### Given instruction
Return each line of the listing that contains the string "классифицированным".

### Records for processing
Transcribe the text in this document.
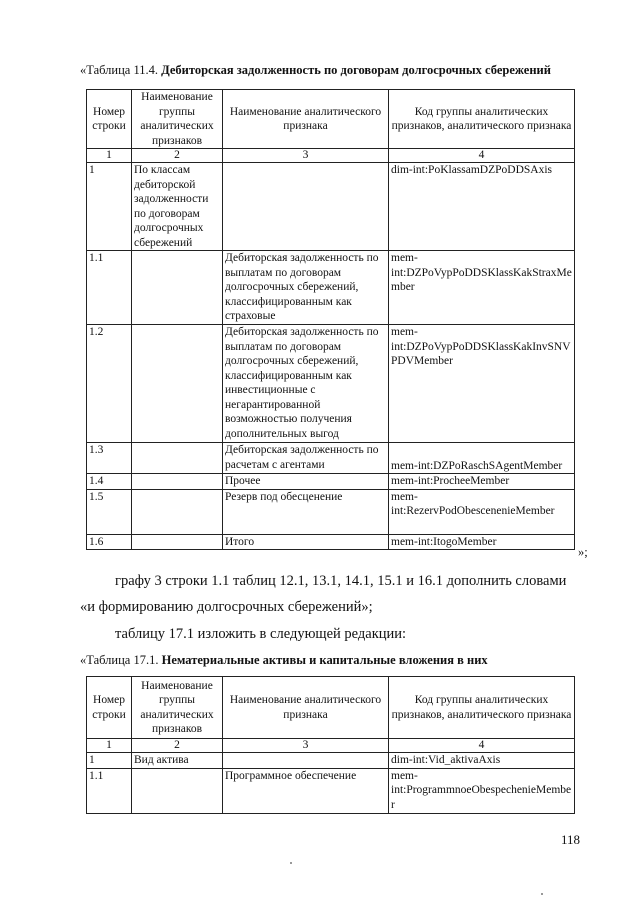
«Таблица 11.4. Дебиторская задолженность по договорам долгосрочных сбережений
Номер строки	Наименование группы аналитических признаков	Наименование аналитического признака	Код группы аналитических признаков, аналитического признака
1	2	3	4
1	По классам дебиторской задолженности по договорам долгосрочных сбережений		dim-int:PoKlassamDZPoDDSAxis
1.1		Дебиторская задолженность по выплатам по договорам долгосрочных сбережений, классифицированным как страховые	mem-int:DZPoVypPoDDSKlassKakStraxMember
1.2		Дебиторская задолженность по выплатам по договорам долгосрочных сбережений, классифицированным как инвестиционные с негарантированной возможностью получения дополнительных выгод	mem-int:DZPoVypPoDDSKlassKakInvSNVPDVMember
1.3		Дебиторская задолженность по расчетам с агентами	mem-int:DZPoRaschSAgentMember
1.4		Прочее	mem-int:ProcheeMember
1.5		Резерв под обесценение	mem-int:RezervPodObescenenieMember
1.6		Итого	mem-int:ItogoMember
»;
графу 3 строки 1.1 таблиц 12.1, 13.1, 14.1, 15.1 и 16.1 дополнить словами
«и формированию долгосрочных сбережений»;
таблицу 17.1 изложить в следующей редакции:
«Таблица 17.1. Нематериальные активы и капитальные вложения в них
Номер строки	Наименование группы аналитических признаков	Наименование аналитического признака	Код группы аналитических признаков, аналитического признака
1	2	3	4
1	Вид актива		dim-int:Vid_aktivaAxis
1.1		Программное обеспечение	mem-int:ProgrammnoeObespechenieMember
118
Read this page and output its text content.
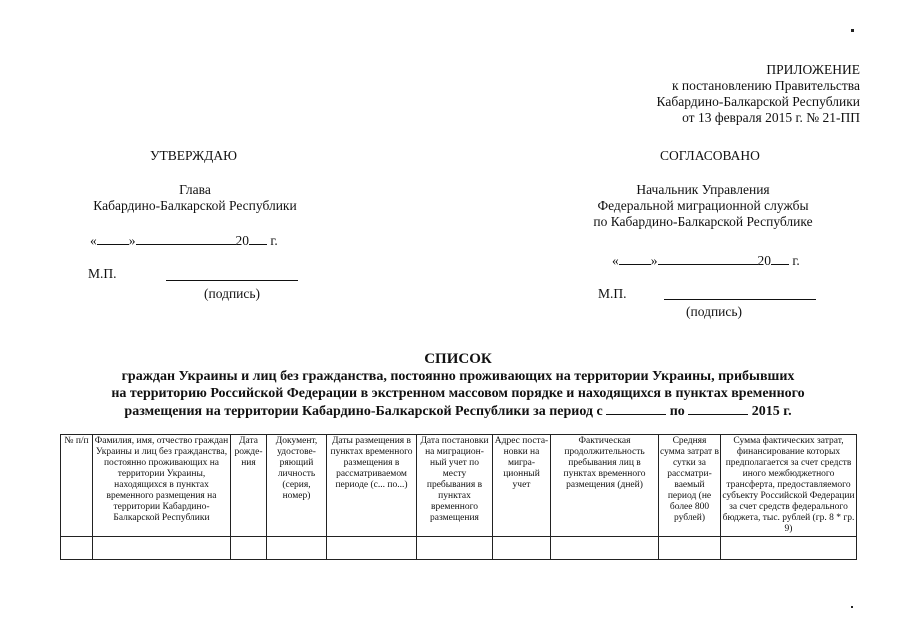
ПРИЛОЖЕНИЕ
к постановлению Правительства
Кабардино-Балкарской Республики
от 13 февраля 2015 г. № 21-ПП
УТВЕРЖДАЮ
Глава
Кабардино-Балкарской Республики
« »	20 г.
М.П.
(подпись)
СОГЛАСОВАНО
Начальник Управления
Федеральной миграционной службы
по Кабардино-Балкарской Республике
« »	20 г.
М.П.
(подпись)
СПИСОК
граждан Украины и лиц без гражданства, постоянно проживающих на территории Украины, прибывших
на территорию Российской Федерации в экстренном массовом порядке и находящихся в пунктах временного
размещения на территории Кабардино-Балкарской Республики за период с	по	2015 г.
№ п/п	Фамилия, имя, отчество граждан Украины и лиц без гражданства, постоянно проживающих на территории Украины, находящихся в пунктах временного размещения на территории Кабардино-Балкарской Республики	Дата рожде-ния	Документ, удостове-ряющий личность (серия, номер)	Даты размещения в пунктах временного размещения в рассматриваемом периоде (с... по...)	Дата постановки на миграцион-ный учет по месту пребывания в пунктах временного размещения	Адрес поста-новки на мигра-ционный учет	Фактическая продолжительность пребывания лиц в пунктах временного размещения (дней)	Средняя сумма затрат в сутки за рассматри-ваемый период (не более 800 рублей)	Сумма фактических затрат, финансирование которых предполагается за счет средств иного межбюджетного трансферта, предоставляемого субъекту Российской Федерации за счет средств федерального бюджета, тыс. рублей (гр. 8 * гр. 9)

==

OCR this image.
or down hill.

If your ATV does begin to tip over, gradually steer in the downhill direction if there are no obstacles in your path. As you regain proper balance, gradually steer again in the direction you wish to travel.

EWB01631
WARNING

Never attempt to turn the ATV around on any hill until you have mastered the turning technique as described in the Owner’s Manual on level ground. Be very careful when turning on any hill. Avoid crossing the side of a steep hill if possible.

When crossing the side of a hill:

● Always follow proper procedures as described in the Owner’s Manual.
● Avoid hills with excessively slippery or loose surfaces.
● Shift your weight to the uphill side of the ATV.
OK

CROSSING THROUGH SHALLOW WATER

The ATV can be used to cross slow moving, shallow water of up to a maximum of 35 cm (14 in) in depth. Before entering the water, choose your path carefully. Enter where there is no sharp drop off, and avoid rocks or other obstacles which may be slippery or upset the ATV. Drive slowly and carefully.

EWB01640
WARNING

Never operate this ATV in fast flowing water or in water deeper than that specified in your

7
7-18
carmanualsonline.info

---

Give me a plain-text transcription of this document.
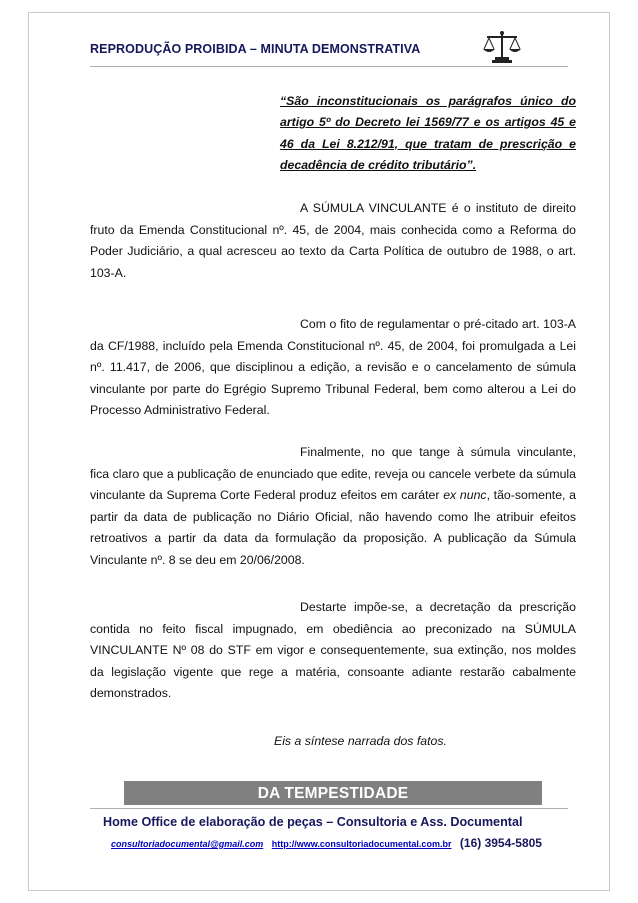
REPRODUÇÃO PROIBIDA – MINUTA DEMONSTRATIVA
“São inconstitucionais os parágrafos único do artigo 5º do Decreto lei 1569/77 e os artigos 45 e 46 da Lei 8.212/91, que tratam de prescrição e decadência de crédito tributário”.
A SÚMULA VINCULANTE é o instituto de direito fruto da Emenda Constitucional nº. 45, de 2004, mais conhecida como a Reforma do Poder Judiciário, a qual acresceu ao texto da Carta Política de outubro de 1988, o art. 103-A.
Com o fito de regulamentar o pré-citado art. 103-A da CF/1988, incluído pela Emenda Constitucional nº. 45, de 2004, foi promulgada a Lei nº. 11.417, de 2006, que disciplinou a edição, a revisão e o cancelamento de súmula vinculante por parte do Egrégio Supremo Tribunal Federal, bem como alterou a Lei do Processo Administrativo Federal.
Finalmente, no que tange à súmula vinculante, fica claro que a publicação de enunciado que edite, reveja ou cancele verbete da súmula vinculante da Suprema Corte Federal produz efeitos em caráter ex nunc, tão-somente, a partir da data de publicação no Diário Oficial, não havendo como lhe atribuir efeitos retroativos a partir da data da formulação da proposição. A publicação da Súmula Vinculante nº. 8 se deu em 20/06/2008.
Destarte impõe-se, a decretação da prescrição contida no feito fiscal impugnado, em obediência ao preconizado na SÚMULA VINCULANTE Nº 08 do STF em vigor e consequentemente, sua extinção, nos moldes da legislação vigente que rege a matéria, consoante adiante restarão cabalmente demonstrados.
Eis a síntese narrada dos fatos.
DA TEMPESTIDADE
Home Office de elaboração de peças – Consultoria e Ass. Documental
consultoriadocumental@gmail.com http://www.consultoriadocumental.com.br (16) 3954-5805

### In response
1.1		Дебиторская задолженность по выплатам по договорам долгосрочных сбережений, классифицированным как страховые	mem-int:DZPoVypPoDDSKlassKakStraxMember
1.2		Дебиторская задолженность по выплатам по договорам долгосрочных сбережений, классифицированным как инвестиционные с негарантированной возможностью получения дополнительных выгод	mem-int:DZPoVypPoDDSKlassKakInvSNVPDVMember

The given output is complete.